■ **Directions**:
Copy the records below exactly, omitting any pictures they contain.

[Material provided — start]

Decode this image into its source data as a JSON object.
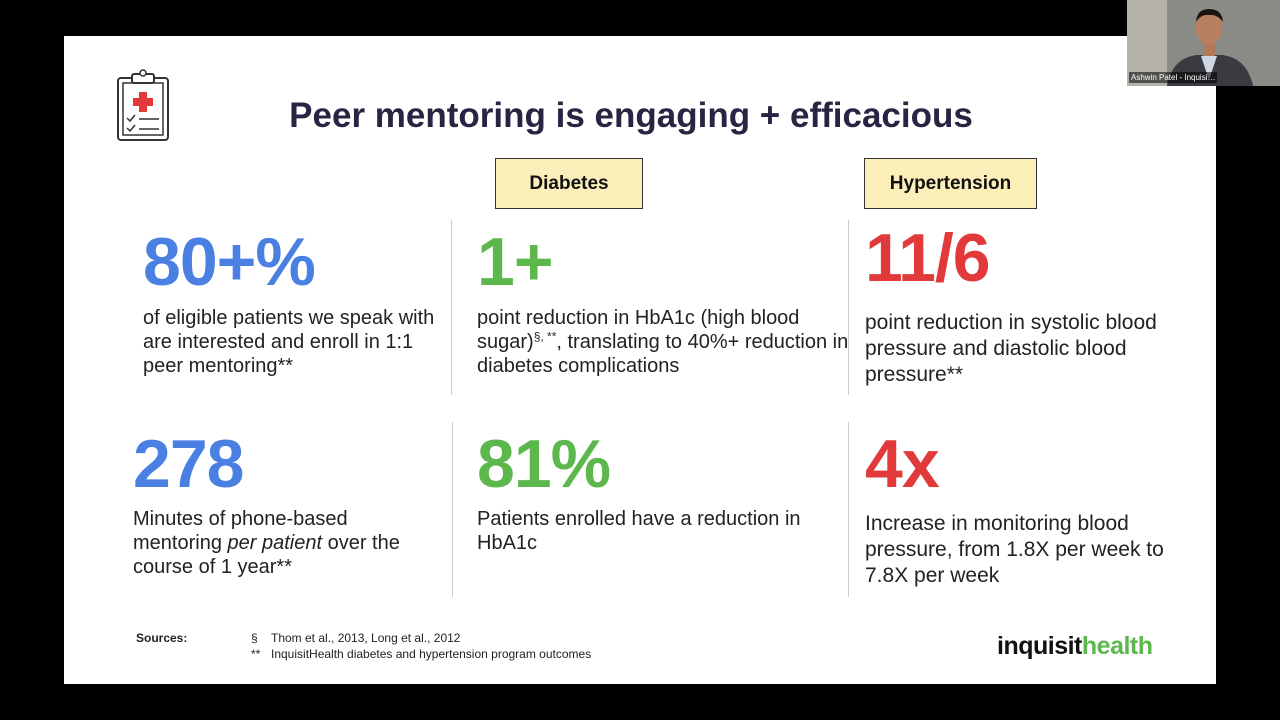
{
  "meeting": {
    "participant_name": "Ashwin Patel - Inquisi…"
  },
  "slide": {
    "title": "Peer mentoring is engaging + efficacious",
    "column_headers": [
      "Diabetes",
      "Hypertension"
    ],
    "stats": [
      {
        "figure": "80+%",
        "color": "#4a80e2",
        "description": [
          {
            "text": "of eligible patients we speak with are interested and enroll in 1:1 peer mentoring**"
          }
        ]
      },
      {
        "figure": "1+",
        "color": "#5cb84c",
        "description": [
          {
            "text": "point reduction in HbA1c (high blood sugar)"
          },
          {
            "text": "§, **",
            "style": "sup"
          },
          {
            "text": ", translating to 40%+ reduction in diabetes complications"
          }
        ]
      },
      {
        "figure": "11/6",
        "color": "#e23a3b",
        "description": [
          {
            "text": "point reduction in systolic blood pressure and diastolic blood pressure**"
          }
        ]
      },
      {
        "figure": "278",
        "color": "#4a80e2",
        "description": [
          {
            "text": "Minutes of phone-based mentoring "
          },
          {
            "text": "per patient",
            "style": "italic"
          },
          {
            "text": " over the course of 1 year**"
          }
        ]
      },
      {
        "figure": "81%",
        "color": "#5cb84c",
        "description": [
          {
            "text": "Patients enrolled have a reduction in HbA1c"
          }
        ]
      },
      {
        "figure": "4x",
        "color": "#e23a3b",
        "description": [
          {
            "text": "Increase in monitoring blood pressure, from 1.8X per week to 7.8X per week"
          }
        ]
      }
    ],
    "sources": {
      "label": "Sources:",
      "items": [
        {
          "marker": "§",
          "text": "Thom et al., 2013, Long et al., 2012"
        },
        {
          "marker": "**",
          "text": "InquisitHealth diabetes and hypertension program outcomes"
        }
      ]
    },
    "logo": [
      {
        "text": "inquisit",
        "color": "#111111"
      },
      {
        "text": "health",
        "color": "#5cb84c"
      }
    ]
  }
}
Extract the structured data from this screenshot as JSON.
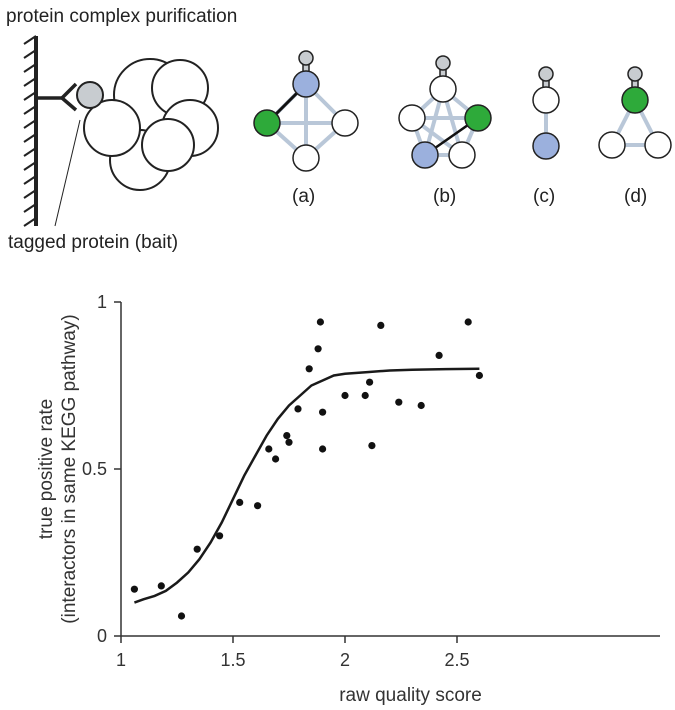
{
  "figure": {
    "top_title": "protein complex purification",
    "bait_label": "tagged protein (bait)",
    "subpanels": [
      "(a)",
      "(b)",
      "(c)",
      "(d)"
    ],
    "colors": {
      "green": "#2eaa3a",
      "blue": "#9bb0dd",
      "edge": "#b9c7d8",
      "tag": "#c8ccd0"
    }
  },
  "chart_data": {
    "type": "scatter",
    "xlabel": "raw quality score",
    "ylabel_line1": "true positive rate",
    "ylabel_line2": "(interactors in same KEGG pathway)",
    "xlim": [
      1,
      2.65
    ],
    "ylim": [
      0,
      1
    ],
    "xticks": [
      "1",
      "1.5",
      "2",
      "2.5"
    ],
    "xtick_values": [
      1,
      1.5,
      2,
      2.5
    ],
    "yticks": [
      "0",
      "0.5",
      "1"
    ],
    "ytick_values": [
      0,
      0.5,
      1
    ],
    "points": [
      [
        1.06,
        0.14
      ],
      [
        1.18,
        0.15
      ],
      [
        1.27,
        0.06
      ],
      [
        1.34,
        0.26
      ],
      [
        1.44,
        0.3
      ],
      [
        1.53,
        0.4
      ],
      [
        1.61,
        0.39
      ],
      [
        1.66,
        0.56
      ],
      [
        1.69,
        0.53
      ],
      [
        1.74,
        0.6
      ],
      [
        1.75,
        0.58
      ],
      [
        1.79,
        0.68
      ],
      [
        1.84,
        0.8
      ],
      [
        1.88,
        0.86
      ],
      [
        1.89,
        0.94
      ],
      [
        1.9,
        0.67
      ],
      [
        1.9,
        0.56
      ],
      [
        2.0,
        0.72
      ],
      [
        2.09,
        0.72
      ],
      [
        2.11,
        0.76
      ],
      [
        2.12,
        0.57
      ],
      [
        2.16,
        0.93
      ],
      [
        2.24,
        0.7
      ],
      [
        2.34,
        0.69
      ],
      [
        2.42,
        0.84
      ],
      [
        2.55,
        0.94
      ],
      [
        2.6,
        0.78
      ]
    ],
    "fit_curve": [
      [
        1.06,
        0.1
      ],
      [
        1.1,
        0.11
      ],
      [
        1.15,
        0.12
      ],
      [
        1.2,
        0.135
      ],
      [
        1.25,
        0.16
      ],
      [
        1.3,
        0.19
      ],
      [
        1.35,
        0.23
      ],
      [
        1.4,
        0.28
      ],
      [
        1.45,
        0.34
      ],
      [
        1.5,
        0.41
      ],
      [
        1.55,
        0.48
      ],
      [
        1.6,
        0.54
      ],
      [
        1.65,
        0.6
      ],
      [
        1.7,
        0.65
      ],
      [
        1.75,
        0.69
      ],
      [
        1.8,
        0.72
      ],
      [
        1.85,
        0.75
      ],
      [
        1.9,
        0.765
      ],
      [
        1.95,
        0.78
      ],
      [
        2.0,
        0.785
      ],
      [
        2.1,
        0.79
      ],
      [
        2.2,
        0.795
      ],
      [
        2.3,
        0.797
      ],
      [
        2.45,
        0.799
      ],
      [
        2.6,
        0.8
      ]
    ]
  }
}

[Material provided — finish]

■ **Answer to the exercise**:
Decode this image into its source data as a JSON object.
{
  "meeting": {
    "participant_name": "Ashwin Patel - Inquisi…"
  },
  "slide": {
    "title": "Peer mentoring is engaging + efficacious",
    "column_headers": [
      "Diabetes",
      "Hypertension"
    ],
    "stats": [
      {
        "figure": "80+%",
        "color": "#4a80e2",
        "description": [
          {
            "text": "of eligible patients we speak with are interested and enroll in 1:1 peer mentoring**"
          }
        ]
      },
      {
        "figure": "1+",
        "color": "#5cb84c",
        "description": [
          {
            "text": "point reduction in HbA1c (high blood sugar)"
          },
          {
            "text": "§, **",
            "style": "sup"
          },
          {
            "text": ", translating to 40%+ reduction in diabetes complications"
          }
        ]
      },
      {
        "figure": "11/6",
        "color": "#e23a3b",
        "description": [
          {
            "text": "point reduction in systolic blood pressure and diastolic blood pressure**"
          }
        ]
      },
      {
        "figure": "278",
        "color": "#4a80e2",
        "description": [
          {
            "text": "Minutes of phone-based mentoring "
          },
          {
            "text": "per patient",
            "style": "italic"
          },
          {
            "text": " over the course of 1 year**"
          }
        ]
      },
      {
        "figure": "81%",
        "color": "#5cb84c",
        "description": [
          {
            "text": "Patients enrolled have a reduction in HbA1c"
          }
        ]
      },
      {
        "figure": "4x",
        "color": "#e23a3b",
        "description": [
          {
            "text": "Increase in monitoring blood pressure, from 1.8X per week to 7.8X per week"
          }
        ]
      }
    ],
    "sources": {
      "label": "Sources:",
      "items": [
        {
          "marker": "§",
          "text": "Thom et al., 2013, Long et al., 2012"
        },
        {
          "marker": "**",
          "text": "InquisitHealth diabetes and hypertension program outcomes"
        }
      ]
    },
    "logo": [
      {
        "text": "inquisit",
        "color": "#111111"
      },
      {
        "text": "health",
        "color": "#5cb84c"
      }
    ]
  }
}
Extract the structured data from this screenshot as JSON.
{
  "figure": {
    "top_title": "protein complex purification",
    "bait_label": "tagged protein (bait)",
    "subpanels": [
      "(a)",
      "(b)",
      "(c)",
      "(d)"
    ],
    "colors": {
      "green": "#2eaa3a",
      "blue": "#9bb0dd",
      "edge": "#b9c7d8",
      "tag": "#c8ccd0"
    }
  },
  "chart_data": {
    "type": "scatter",
    "xlabel": "raw quality score",
    "ylabel_line1": "true positive rate",
    "ylabel_line2": "(interactors in same KEGG pathway)",
    "xlim": [
      1,
      2.65
    ],
    "ylim": [
      0,
      1
    ],
    "xticks": [
      "1",
      "1.5",
      "2",
      "2.5"
    ],
    "xtick_values": [
      1,
      1.5,
      2,
      2.5
    ],
    "yticks": [
      "0",
      "0.5",
      "1"
    ],
    "ytick_values": [
      0,
      0.5,
      1
    ],
    "points": [
      [
        1.06,
        0.14
      ],
      [
        1.18,
        0.15
      ],
      [
        1.27,
        0.06
      ],
      [
        1.34,
        0.26
      ],
      [
        1.44,
        0.3
      ],
      [
        1.53,
        0.4
      ],
      [
        1.61,
        0.39
      ],
      [
        1.66,
        0.56
      ],
      [
        1.69,
        0.53
      ],
      [
        1.74,
        0.6
      ],
      [
        1.75,
        0.58
      ],
      [
        1.79,
        0.68
      ],
      [
        1.84,
        0.8
      ],
      [
        1.88,
        0.86
      ],
      [
        1.89,
        0.94
      ],
      [
        1.9,
        0.67
      ],
      [
        1.9,
        0.56
      ],
      [
        2.0,
        0.72
      ],
      [
        2.09,
        0.72
      ],
      [
        2.11,
        0.76
      ],
      [
        2.12,
        0.57
      ],
      [
        2.16,
        0.93
      ],
      [
        2.24,
        0.7
      ],
      [
        2.34,
        0.69
      ],
      [
        2.42,
        0.84
      ],
      [
        2.55,
        0.94
      ],
      [
        2.6,
        0.78
      ]
    ],
    "fit_curve": [
      [
        1.06,
        0.1
      ],
      [
        1.1,
        0.11
      ],
      [
        1.15,
        0.12
      ],
      [
        1.2,
        0.135
      ],
      [
        1.25,
        0.16
      ],
      [
        1.3,
        0.19
      ],
      [
        1.35,
        0.23
      ],
      [
        1.4,
        0.28
      ],
      [
        1.45,
        0.34
      ],
      [
        1.5,
        0.41
      ],
      [
        1.55,
        0.48
      ],
      [
        1.6,
        0.54
      ],
      [
        1.65,
        0.6
      ],
      [
        1.7,
        0.65
      ],
      [
        1.75,
        0.69
      ],
      [
        1.8,
        0.72
      ],
      [
        1.85,
        0.75
      ],
      [
        1.9,
        0.765
      ],
      [
        1.95,
        0.78
      ],
      [
        2.0,
        0.785
      ],
      [
        2.1,
        0.79
      ],
      [
        2.2,
        0.795
      ],
      [
        2.3,
        0.797
      ],
      [
        2.45,
        0.799
      ],
      [
        2.6,
        0.8
      ]
    ]
  }
}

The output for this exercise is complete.